■ **What to produce**
Omit the images, then output each of the records below exactly.

■ **Dataset rows**
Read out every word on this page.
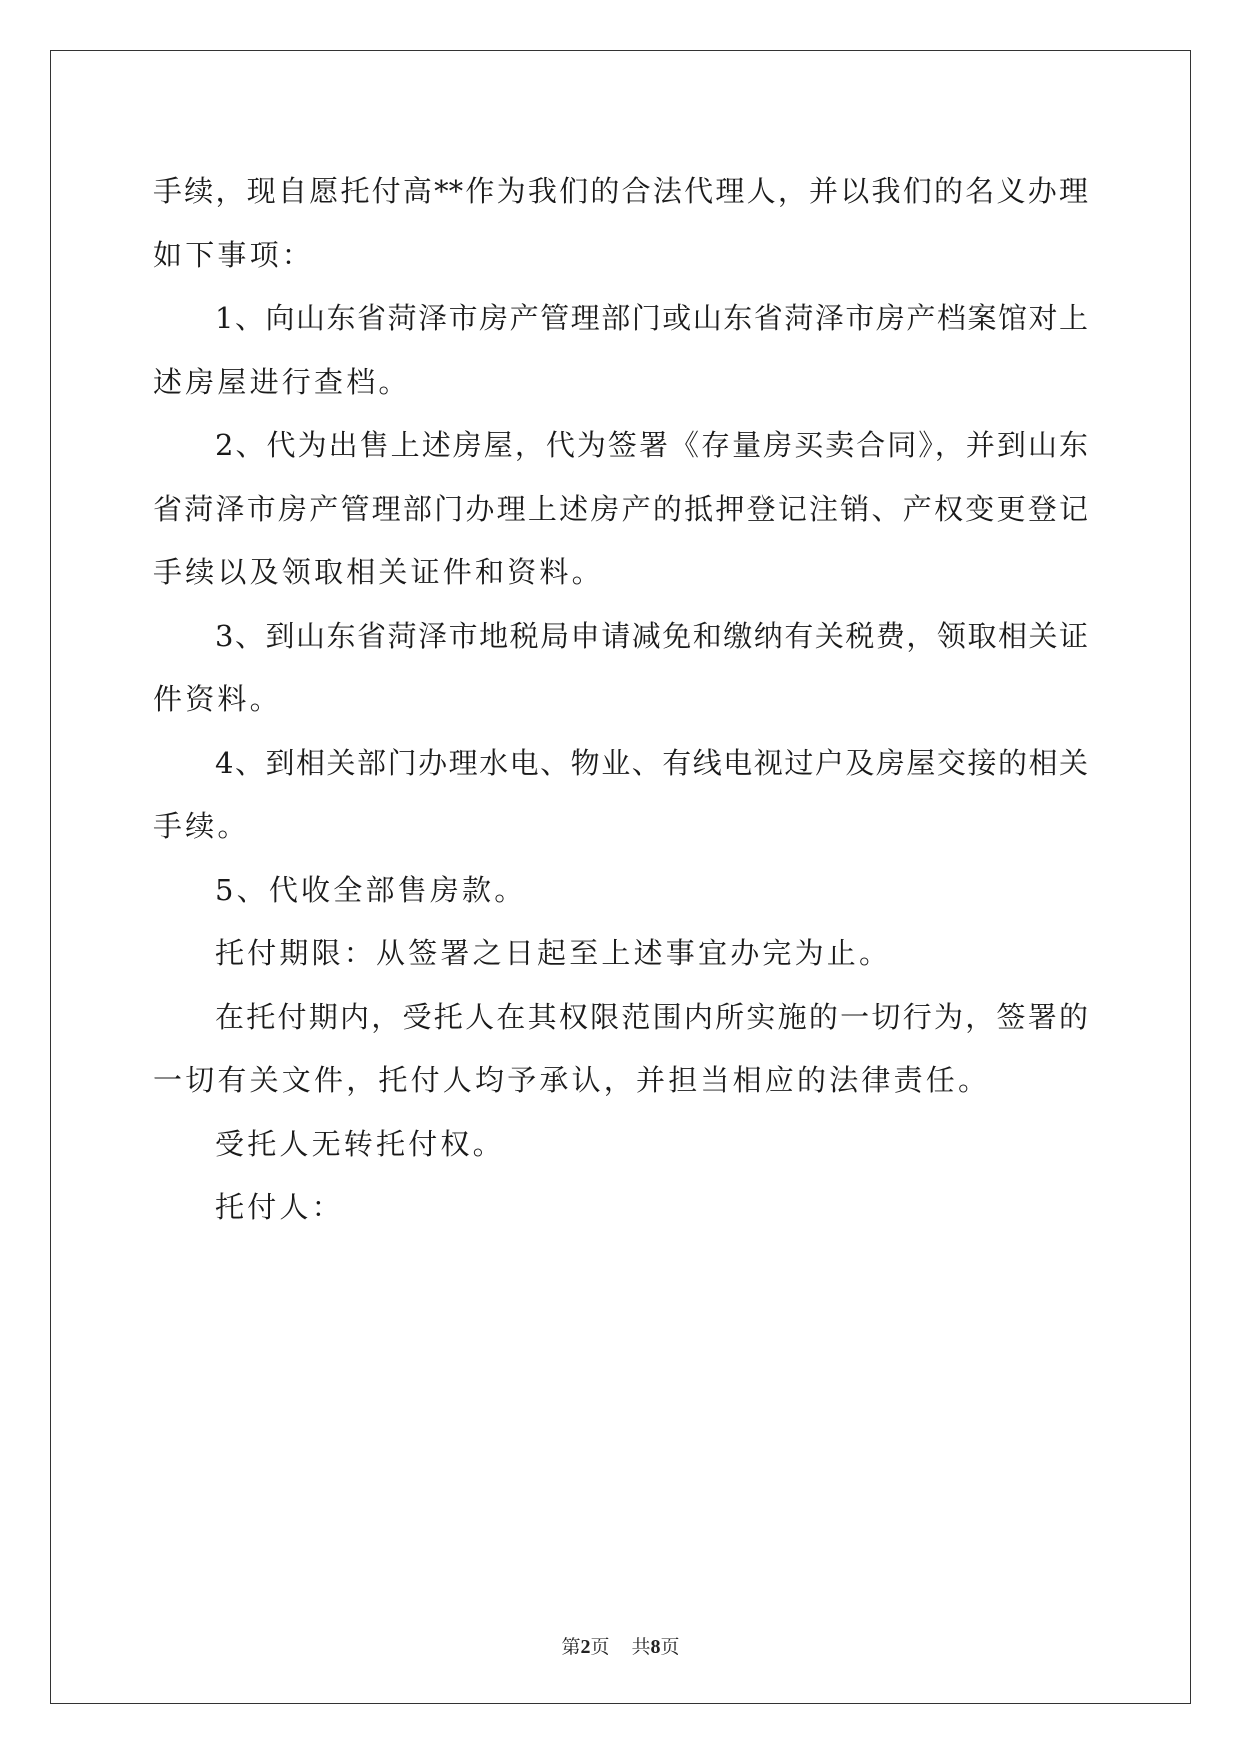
手续，现自愿托付高**作为我们的合法代理人，并以我们的名义办理
如下事项：
1、向山东省菏泽市房产管理部门或山东省菏泽市房产档案馆对上
述房屋进行查档。
2、代为出售上述房屋，代为签署《存量房买卖合同》，并到山东
省菏泽市房产管理部门办理上述房产的抵押登记注销、产权变更登记
手续以及领取相关证件和资料。
3、到山东省菏泽市地税局申请减免和缴纳有关税费，领取相关证
件资料。
4、到相关部门办理水电、物业、有线电视过户及房屋交接的相关
手续。
5、代收全部售房款。
托付期限：从签署之日起至上述事宜办完为止。
在托付期内，受托人在其权限范围内所实施的一切行为，签署的
一切有关文件，托付人均予承认，并担当相应的法律责任。
受托人无转托付权。
托付人：
第2页 共8页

■ **Response below**
Read out every word on this page.
手续，现自愿托付高**作为我们的合法代理人，并以我们的名义办理
如下事项：
1、向山东省菏泽市房产管理部门或山东省菏泽市房产档案馆对上
述房屋进行查档。
2、代为出售上述房屋，代为签署《存量房买卖合同》，并到山东
省菏泽市房产管理部门办理上述房产的抵押登记注销、产权变更登记
手续以及领取相关证件和资料。
3、到山东省菏泽市地税局申请减免和缴纳有关税费，领取相关证
件资料。
4、到相关部门办理水电、物业、有线电视过户及房屋交接的相关
手续。
5、代收全部售房款。
托付期限：从签署之日起至上述事宜办完为止。
在托付期内，受托人在其权限范围内所实施的一切行为，签署的
一切有关文件，托付人均予承认，并担当相应的法律责任。
受托人无转托付权。
托付人：
第2页 共8页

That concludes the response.